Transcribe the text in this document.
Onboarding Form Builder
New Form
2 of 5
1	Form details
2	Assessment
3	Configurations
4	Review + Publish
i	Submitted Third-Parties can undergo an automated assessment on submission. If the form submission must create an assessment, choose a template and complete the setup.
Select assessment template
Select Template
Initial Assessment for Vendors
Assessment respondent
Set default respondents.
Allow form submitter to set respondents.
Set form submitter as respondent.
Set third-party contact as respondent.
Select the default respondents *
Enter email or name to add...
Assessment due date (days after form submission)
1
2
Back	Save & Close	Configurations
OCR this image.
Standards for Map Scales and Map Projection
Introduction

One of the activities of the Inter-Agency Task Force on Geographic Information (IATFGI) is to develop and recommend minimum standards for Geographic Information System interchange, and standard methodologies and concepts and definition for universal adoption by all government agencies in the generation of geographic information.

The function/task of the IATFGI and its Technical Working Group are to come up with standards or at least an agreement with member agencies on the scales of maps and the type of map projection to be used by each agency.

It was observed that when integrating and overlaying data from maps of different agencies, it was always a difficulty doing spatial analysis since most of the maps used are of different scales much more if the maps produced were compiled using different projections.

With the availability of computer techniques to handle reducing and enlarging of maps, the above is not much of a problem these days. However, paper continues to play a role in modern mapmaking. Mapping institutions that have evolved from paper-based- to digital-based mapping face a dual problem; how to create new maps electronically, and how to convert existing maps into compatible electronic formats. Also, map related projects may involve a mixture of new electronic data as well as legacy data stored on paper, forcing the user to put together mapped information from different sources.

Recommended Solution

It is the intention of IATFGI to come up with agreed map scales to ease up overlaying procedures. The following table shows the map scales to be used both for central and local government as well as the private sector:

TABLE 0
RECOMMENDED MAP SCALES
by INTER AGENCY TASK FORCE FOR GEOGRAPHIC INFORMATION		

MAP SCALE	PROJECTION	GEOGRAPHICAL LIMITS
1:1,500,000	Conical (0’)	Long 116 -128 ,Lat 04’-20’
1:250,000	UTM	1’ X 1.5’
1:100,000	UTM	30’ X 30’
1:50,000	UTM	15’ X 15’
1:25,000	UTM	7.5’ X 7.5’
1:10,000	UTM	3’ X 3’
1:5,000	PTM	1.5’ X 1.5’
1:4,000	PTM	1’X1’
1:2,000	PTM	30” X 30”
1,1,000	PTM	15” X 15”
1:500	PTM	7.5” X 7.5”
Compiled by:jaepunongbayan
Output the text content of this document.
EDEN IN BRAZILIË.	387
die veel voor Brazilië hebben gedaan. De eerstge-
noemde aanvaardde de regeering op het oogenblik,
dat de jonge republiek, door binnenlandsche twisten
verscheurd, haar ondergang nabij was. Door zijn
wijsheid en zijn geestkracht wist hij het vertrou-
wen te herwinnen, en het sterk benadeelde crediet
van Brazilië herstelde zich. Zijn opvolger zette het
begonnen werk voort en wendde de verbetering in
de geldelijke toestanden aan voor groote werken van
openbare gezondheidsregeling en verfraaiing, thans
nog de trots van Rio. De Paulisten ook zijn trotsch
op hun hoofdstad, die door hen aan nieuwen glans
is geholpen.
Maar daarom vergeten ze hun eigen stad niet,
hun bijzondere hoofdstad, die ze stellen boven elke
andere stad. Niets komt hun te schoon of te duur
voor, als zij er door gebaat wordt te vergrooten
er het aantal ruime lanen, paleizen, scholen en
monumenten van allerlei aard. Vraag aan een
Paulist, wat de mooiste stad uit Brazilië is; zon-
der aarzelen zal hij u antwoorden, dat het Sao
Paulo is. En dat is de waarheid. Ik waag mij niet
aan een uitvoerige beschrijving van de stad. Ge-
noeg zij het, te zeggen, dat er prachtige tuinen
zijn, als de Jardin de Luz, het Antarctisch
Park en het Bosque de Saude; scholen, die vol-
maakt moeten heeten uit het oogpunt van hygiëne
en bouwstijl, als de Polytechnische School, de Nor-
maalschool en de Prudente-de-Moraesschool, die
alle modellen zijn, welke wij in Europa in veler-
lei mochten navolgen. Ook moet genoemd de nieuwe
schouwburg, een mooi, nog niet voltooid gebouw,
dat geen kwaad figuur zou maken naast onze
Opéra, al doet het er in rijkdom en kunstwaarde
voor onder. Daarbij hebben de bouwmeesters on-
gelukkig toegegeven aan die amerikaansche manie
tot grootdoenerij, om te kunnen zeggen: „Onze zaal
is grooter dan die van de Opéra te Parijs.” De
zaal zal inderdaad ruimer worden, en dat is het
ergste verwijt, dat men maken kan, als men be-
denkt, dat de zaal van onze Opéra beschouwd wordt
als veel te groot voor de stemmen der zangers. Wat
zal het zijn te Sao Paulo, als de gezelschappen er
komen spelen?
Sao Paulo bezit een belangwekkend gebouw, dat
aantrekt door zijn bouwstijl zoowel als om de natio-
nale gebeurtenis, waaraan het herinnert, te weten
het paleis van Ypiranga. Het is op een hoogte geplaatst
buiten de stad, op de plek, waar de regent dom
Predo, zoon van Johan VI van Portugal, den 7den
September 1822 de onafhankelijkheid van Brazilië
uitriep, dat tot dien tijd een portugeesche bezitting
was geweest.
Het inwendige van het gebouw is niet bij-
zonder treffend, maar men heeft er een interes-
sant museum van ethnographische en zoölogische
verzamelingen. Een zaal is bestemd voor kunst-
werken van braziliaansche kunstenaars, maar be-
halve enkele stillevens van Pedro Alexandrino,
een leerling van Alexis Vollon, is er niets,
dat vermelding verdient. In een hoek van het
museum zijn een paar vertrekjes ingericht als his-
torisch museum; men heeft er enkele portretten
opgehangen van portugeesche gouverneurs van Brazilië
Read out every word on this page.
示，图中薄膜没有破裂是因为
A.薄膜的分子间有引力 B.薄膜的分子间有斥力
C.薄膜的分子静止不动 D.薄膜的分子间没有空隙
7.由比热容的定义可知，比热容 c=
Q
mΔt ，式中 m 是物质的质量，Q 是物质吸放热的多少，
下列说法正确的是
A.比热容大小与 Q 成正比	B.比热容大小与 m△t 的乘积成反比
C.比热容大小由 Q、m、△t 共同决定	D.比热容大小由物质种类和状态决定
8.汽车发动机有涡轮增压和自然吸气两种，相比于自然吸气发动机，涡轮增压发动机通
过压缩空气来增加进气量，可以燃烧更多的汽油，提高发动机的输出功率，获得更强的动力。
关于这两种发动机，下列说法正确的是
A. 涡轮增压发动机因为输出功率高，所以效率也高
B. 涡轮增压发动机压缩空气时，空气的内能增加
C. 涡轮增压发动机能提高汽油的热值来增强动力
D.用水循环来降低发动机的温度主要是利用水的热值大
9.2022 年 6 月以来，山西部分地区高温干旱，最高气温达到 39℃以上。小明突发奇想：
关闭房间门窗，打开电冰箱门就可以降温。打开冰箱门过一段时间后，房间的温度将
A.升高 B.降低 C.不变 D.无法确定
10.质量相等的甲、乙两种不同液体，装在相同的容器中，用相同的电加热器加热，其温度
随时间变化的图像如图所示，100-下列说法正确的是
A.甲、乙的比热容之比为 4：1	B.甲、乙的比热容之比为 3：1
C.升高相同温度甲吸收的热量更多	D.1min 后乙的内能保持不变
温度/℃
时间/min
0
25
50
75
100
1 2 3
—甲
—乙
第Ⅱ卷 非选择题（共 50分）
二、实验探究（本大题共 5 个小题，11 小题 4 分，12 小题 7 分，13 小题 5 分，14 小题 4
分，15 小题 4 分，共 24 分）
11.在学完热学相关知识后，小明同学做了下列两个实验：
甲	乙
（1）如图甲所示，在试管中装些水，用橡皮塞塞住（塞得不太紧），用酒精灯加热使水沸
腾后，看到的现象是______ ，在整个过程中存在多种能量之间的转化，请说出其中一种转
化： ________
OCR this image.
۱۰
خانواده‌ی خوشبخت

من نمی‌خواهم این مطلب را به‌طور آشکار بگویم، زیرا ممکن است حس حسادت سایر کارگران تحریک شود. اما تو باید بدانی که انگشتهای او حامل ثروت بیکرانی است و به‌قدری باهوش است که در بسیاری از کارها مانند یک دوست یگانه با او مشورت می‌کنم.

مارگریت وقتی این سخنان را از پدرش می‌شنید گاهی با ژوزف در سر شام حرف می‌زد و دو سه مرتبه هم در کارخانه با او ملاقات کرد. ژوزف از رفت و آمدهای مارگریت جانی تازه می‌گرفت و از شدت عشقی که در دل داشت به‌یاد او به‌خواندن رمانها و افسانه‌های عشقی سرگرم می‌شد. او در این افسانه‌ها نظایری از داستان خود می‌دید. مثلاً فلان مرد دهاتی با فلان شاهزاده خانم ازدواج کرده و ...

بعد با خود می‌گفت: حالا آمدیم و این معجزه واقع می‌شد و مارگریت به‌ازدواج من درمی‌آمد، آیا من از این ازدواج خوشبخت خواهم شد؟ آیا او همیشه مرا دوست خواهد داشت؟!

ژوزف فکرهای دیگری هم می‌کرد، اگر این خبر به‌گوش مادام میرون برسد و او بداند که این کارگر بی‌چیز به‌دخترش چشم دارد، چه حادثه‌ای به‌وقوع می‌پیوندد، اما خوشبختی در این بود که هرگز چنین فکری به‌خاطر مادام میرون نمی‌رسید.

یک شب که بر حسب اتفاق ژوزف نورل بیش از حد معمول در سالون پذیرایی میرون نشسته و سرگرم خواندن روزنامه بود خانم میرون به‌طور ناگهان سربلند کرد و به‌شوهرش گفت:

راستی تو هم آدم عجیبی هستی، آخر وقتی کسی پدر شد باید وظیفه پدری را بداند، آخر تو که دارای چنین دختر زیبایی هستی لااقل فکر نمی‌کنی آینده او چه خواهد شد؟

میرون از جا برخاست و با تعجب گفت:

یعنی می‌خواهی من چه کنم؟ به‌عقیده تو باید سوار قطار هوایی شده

◆ **TASK DIRECTIONS**: Find the lines with the string "that" and reproduce them.

◆ **EXERCISE ANSWER**:
It was observed that when integrating and overlaying data from maps of different agencies, it was always a difficulty doing spatial analysis since most of the maps used are of different scales much more if the maps produced were compiled using different projections.
With the availability of computer techniques to handle reducing and enlarging of maps, the above is not much of a problem these days. However, paper continues to play a role in modern mapmaking. Mapping institutions that have evolved from paper-based- to digital-based mapping face a dual problem; how to create new maps electronically, and how to convert existing maps into compatible electronic formats. Also, map related projects may involve a mixture of new electronic data as well as legacy data stored on paper, forcing the user to put together mapped information from different sources.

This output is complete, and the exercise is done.